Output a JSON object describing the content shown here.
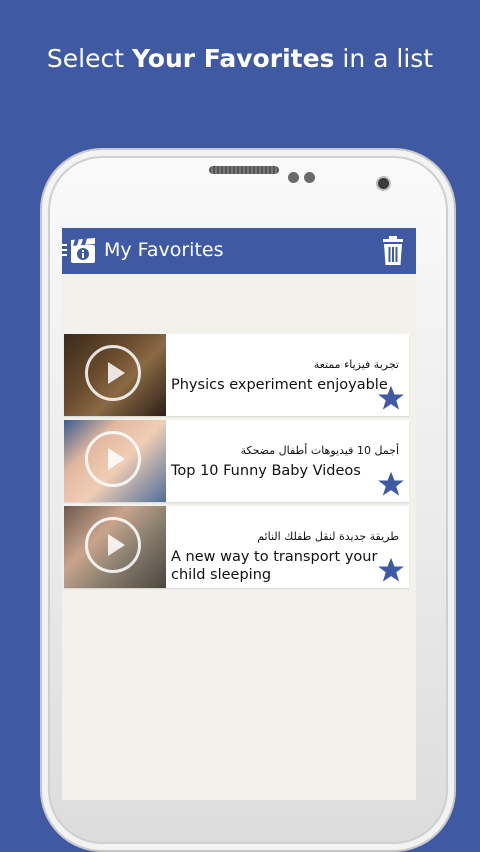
{
  "headline": {
    "pre": "Select ",
    "bold": "Your Favorites",
    "post": " in a list"
  },
  "app": {
    "title": "My Favorites"
  },
  "favorites": [
    {
      "title_ar": "تجربة فيزياء ممتعة",
      "title_en": "Physics experiment enjoyable"
    },
    {
      "title_ar": "أجمل 10 فيديوهات أطفال مضحكة",
      "title_en": "Top 10 Funny Baby Videos"
    },
    {
      "title_ar": "طريقة جديدة لنقل طفلك النائم",
      "title_en": "A new way to transport your child sleeping"
    }
  ],
  "colors": {
    "brand": "#3f5aa3",
    "star": "#3f5aa3"
  }
}
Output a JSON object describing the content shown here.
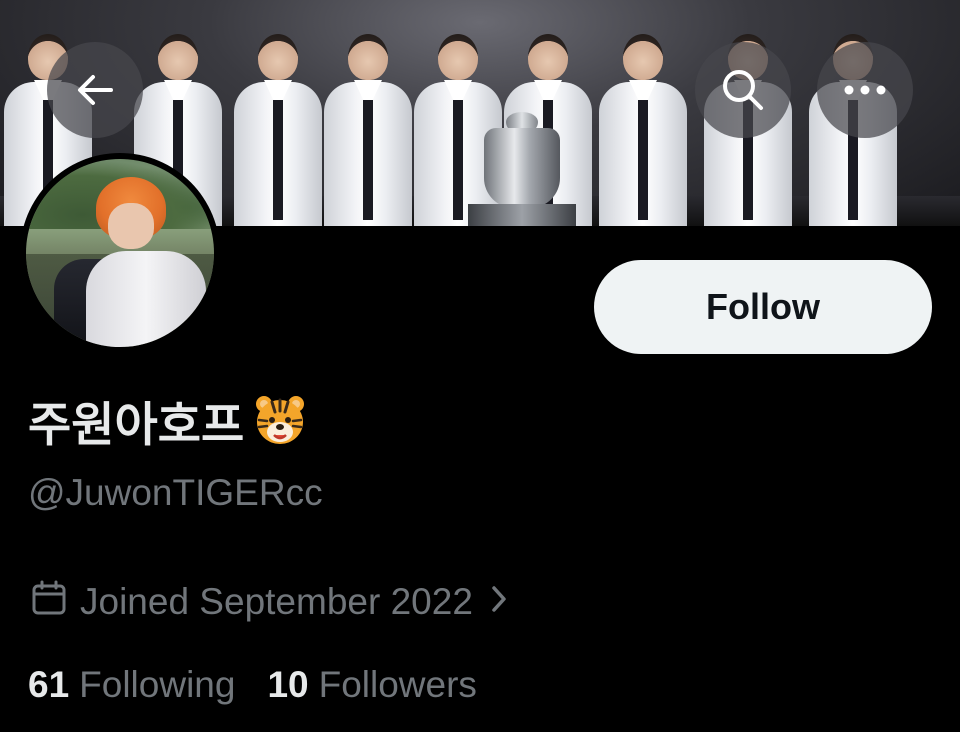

==============================

The problem:
Output an exact copy of the material, with the pictures removed.

Solution to the problem:
Output a JSON object describing the content shown here.
{
  "headline": {
    "pre": "Select ",
    "bold": "Your Favorites",
    "post": " in a list"
  },
  "app": {
    "title": "My Favorites"
  },
  "favorites": [
    {
      "title_ar": "تجربة فيزياء ممتعة",
      "title_en": "Physics experiment enjoyable"
    },
    {
      "title_ar": "أجمل 10 فيديوهات أطفال مضحكة",
      "title_en": "Top 10 Funny Baby Videos"
    },
    {
      "title_ar": "طريقة جديدة لنقل طفلك النائم",
      "title_en": "A new way to transport your child sleeping"
    }
  ],
  "colors": {
    "brand": "#3f5aa3",
    "star": "#3f5aa3"
  }
}
Output a JSON object describing the content shown here.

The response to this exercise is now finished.